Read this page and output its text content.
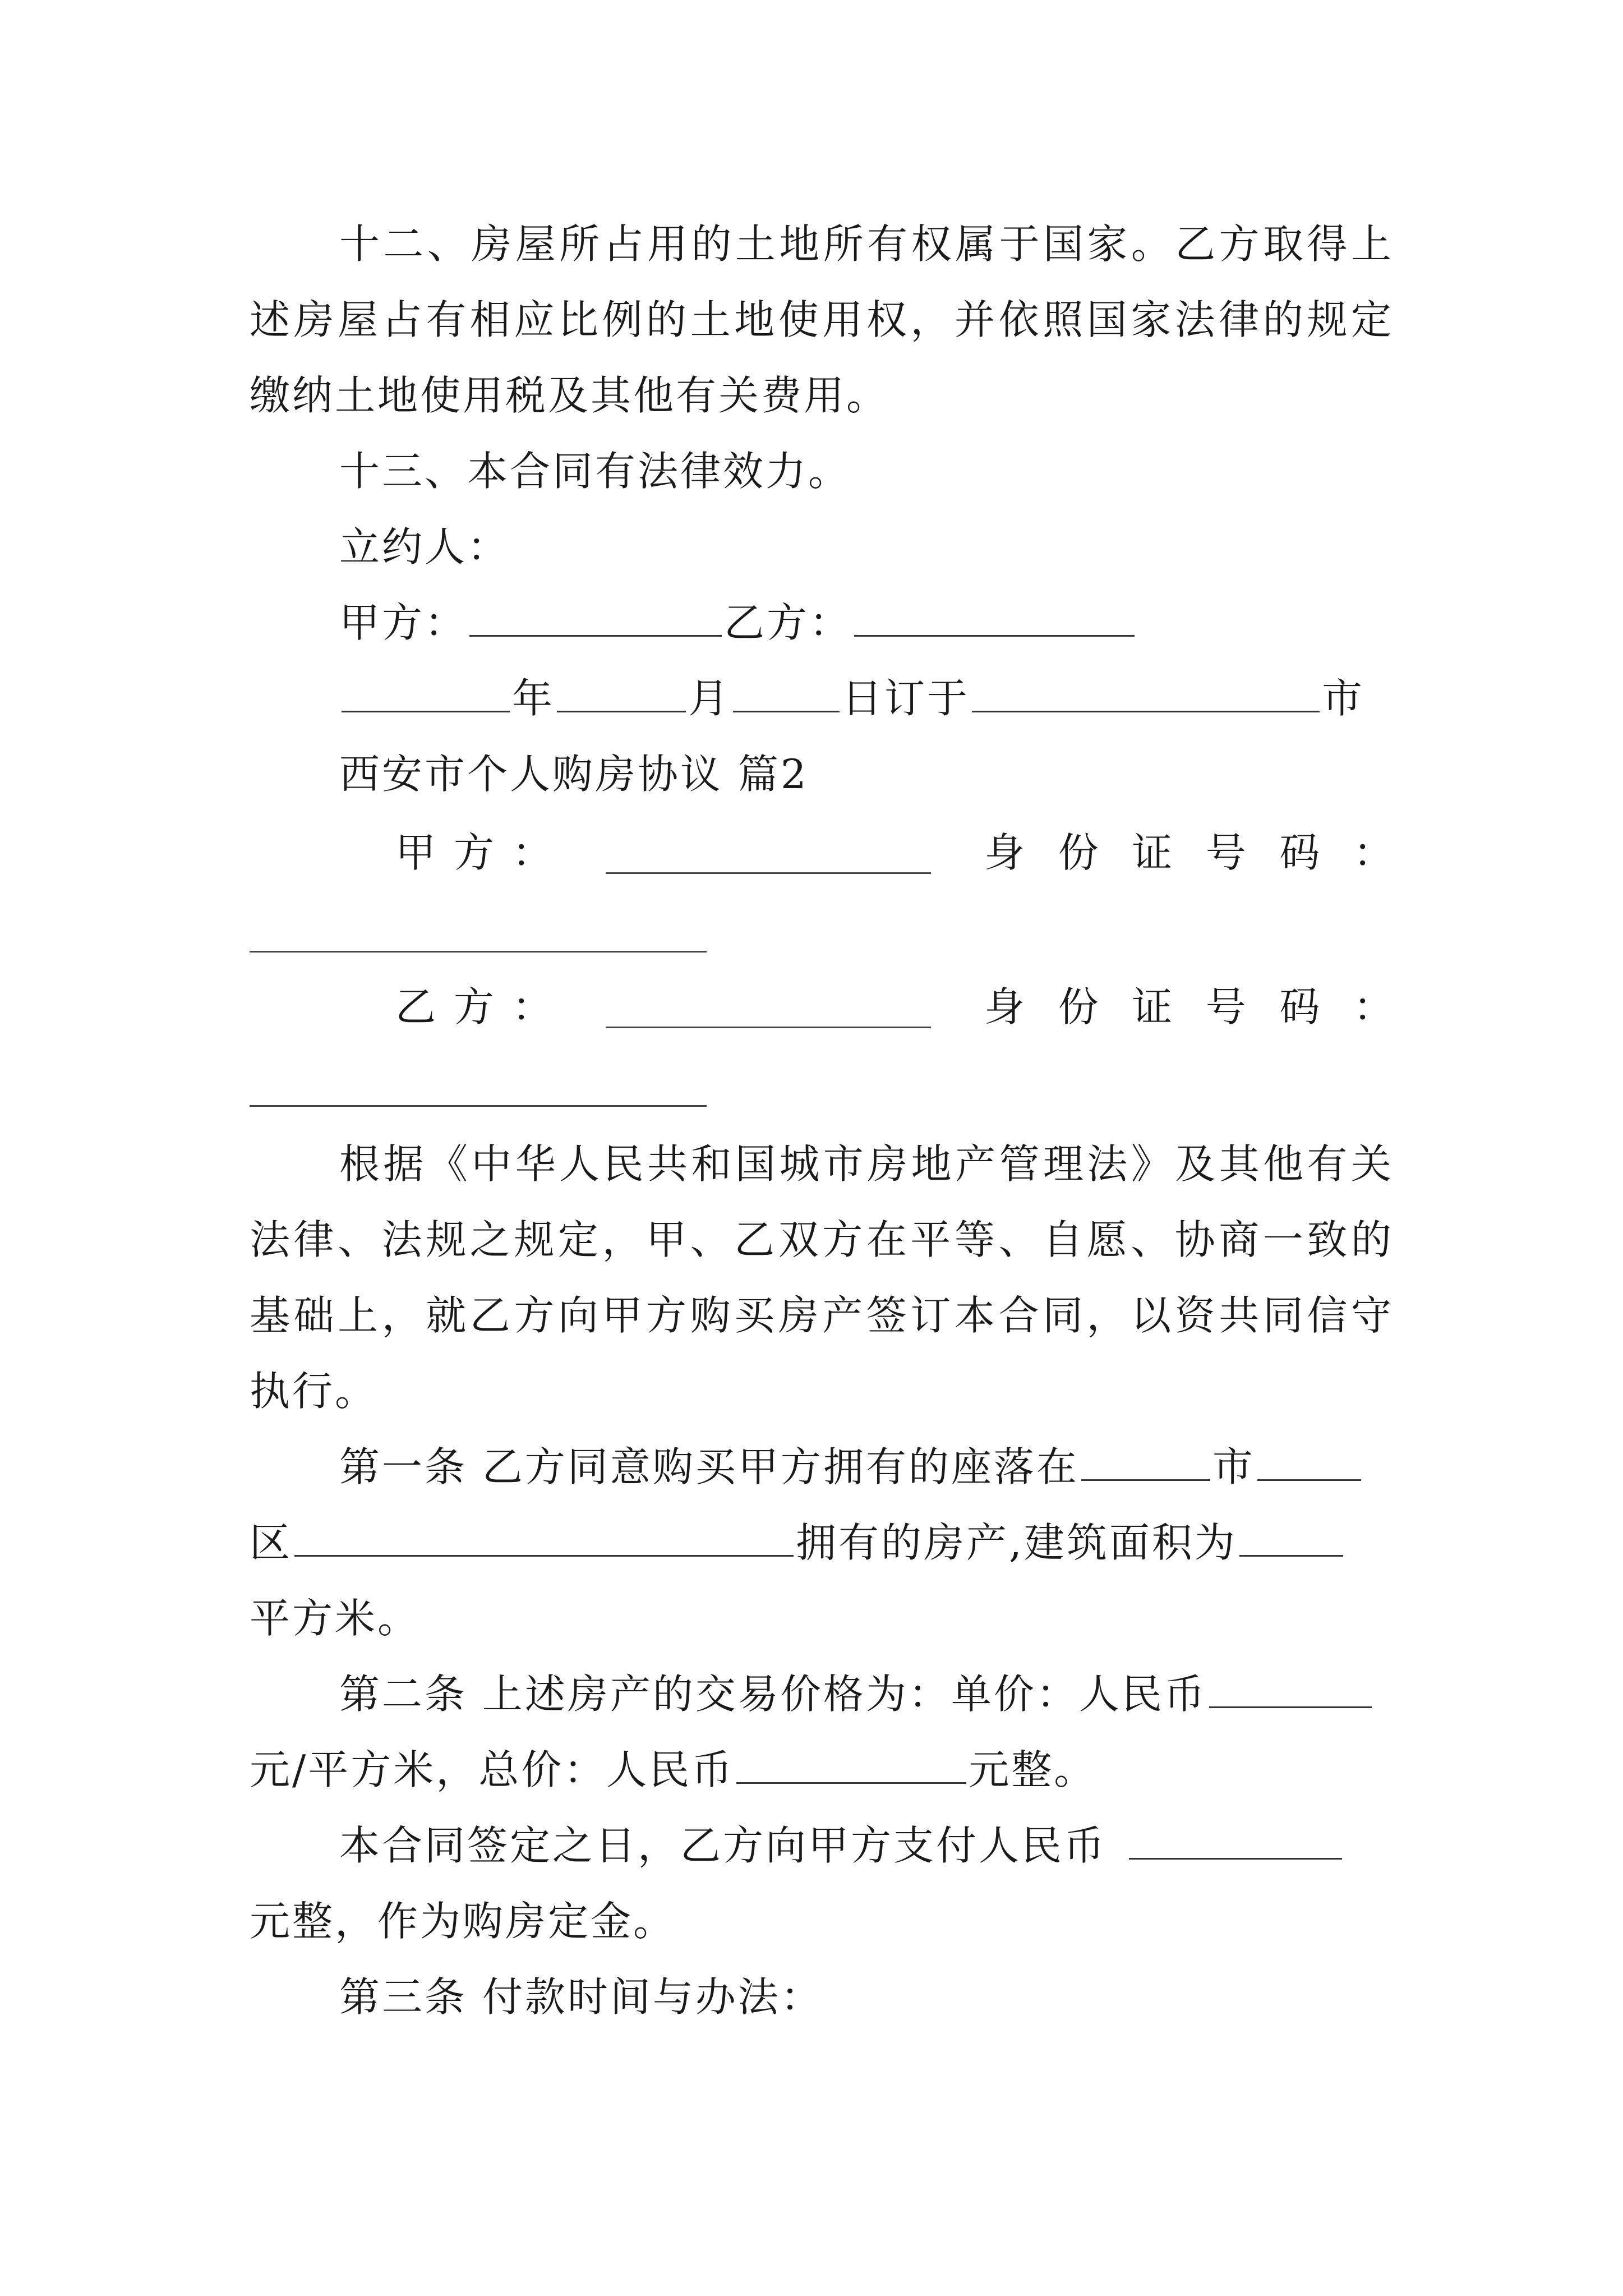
十二、房屋所占用的土地所有权属于国家。乙方取得上
述房屋占有相应比例的土地使用权，并依照国家法律的规定
缴纳土地使用税及其他有关费用。
十三、本合同有法律效力。
立约人：
甲方：	乙方：
年	月	日订于	市
西安市个人购房协议 篇2
甲 方 ：	身 份 证 号 码 ：
乙 方 ：	身 份 证 号 码 ：
根据《中华人民共和国城市房地产管理法》及其他有关
法律、法规之规定，甲、乙双方在平等、自愿、协商一致的
基础上，就乙方向甲方购买房产签订本合同，以资共同信守
执行。
第一条 乙方同意购买甲方拥有的座落在	市
区	拥有的房产,建筑面积为
平方米。
第二条 上述房产的交易价格为：单价：人民币
元/平方米，总价：人民币	元整。
本合同签定之日，乙方向甲方支付人民币
元整，作为购房定金。
第三条 付款时间与办法：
· · · · ·
Your instructions: Pictures in the records above are not copied; print everything else exactly.

Correct response:
Read this page and output its text content.
十二、房屋所占用的土地所有权属于国家。乙方取得上
述房屋占有相应比例的土地使用权，并依照国家法律的规定
缴纳土地使用税及其他有关费用。
十三、本合同有法律效力。
立约人：
甲方：	乙方：
年	月	日订于	市
西安市个人购房协议 篇2
甲 方 ：	身 份 证 号 码 ：
乙 方 ：	身 份 证 号 码 ：
根据《中华人民共和国城市房地产管理法》及其他有关
法律、法规之规定，甲、乙双方在平等、自愿、协商一致的
基础上，就乙方向甲方购买房产签订本合同，以资共同信守
执行。
第一条 乙方同意购买甲方拥有的座落在	市
区	拥有的房产,建筑面积为
平方米。
第二条 上述房产的交易价格为：单价：人民币
元/平方米，总价：人民币	元整。
本合同签定之日，乙方向甲方支付人民币
元整，作为购房定金。
第三条 付款时间与办法：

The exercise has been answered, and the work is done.